# Written problem
Your task is to output the data exactly as it stands.

* * * * * * *

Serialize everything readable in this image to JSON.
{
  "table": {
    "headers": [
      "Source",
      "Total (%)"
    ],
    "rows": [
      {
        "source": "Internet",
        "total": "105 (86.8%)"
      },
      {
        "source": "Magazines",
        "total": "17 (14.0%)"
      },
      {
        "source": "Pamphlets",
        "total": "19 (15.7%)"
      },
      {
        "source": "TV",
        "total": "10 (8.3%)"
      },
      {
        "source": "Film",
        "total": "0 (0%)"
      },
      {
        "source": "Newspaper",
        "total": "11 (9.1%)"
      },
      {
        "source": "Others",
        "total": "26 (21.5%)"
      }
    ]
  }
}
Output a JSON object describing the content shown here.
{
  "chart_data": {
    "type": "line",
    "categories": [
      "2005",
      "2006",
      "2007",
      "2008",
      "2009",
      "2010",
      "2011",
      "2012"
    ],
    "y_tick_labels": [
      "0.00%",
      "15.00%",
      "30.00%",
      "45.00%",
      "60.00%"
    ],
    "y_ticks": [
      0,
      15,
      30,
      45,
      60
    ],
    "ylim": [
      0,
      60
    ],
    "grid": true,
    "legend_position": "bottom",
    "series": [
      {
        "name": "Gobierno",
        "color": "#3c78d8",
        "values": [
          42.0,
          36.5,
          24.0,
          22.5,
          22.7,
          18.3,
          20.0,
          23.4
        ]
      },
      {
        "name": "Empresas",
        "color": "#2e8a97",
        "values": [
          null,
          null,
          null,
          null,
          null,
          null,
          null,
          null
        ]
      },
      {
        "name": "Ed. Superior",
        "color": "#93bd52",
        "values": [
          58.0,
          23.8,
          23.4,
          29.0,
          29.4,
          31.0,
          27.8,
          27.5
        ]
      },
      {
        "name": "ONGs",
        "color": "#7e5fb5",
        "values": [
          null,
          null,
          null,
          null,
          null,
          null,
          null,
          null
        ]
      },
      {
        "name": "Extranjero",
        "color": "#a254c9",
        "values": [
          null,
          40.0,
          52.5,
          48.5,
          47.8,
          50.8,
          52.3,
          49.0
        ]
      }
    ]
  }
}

* * * * * * *

# In response
Serialize everything readable in this image to JSON.
{
  "table": {
    "headers": [
      "Source",
      "Total (%)"
    ],
    "rows": [
      {
        "source": "Internet",
        "total": "105 (86.8%)"
      },
      {
        "source": "Magazines",
        "total": "17 (14.0%)"
      },
      {
        "source": "Pamphlets",
        "total": "19 (15.7%)"
      },
      {
        "source": "TV",
        "total": "10 (8.3%)"
      },
      {
        "source": "Film",
        "total": "0 (0%)"
      },
      {
        "source": "Newspaper",
        "total": "11 (9.1%)"
      },
      {
        "source": "Others",
        "total": "26 (21.5%)"
      }
    ]
  }
}
Output a JSON object describing the content shown here.
{
  "chart_data": {
    "type": "line",
    "categories": [
      "2005",
      "2006",
      "2007",
      "2008",
      "2009",
      "2010",
      "2011",
      "2012"
    ],
    "y_tick_labels": [
      "0.00%",
      "15.00%",
      "30.00%",
      "45.00%",
      "60.00%"
    ],
    "y_ticks": [
      0,
      15,
      30,
      45,
      60
    ],
    "ylim": [
      0,
      60
    ],
    "grid": true,
    "legend_position": "bottom",
    "series": [
      {
        "name": "Gobierno",
        "color": "#3c78d8",
        "values": [
          42.0,
          36.5,
          24.0,
          22.5,
          22.7,
          18.3,
          20.0,
          23.4
        ]
      },
      {
        "name": "Empresas",
        "color": "#2e8a97",
        "values": [
          null,
          null,
          null,
          null,
          null,
          null,
          null,
          null
        ]
      },
      {
        "name": "Ed. Superior",
        "color": "#93bd52",
        "values": [
          58.0,
          23.8,
          23.4,
          29.0,
          29.4,
          31.0,
          27.8,
          27.5
        ]
      },
      {
        "name": "ONGs",
        "color": "#7e5fb5",
        "values": [
          null,
          null,
          null,
          null,
          null,
          null,
          null,
          null
        ]
      },
      {
        "name": "Extranjero",
        "color": "#a254c9",
        "values": [
          null,
          40.0,
          52.5,
          48.5,
          47.8,
          50.8,
          52.3,
          49.0
        ]
      }
    ]
  }
}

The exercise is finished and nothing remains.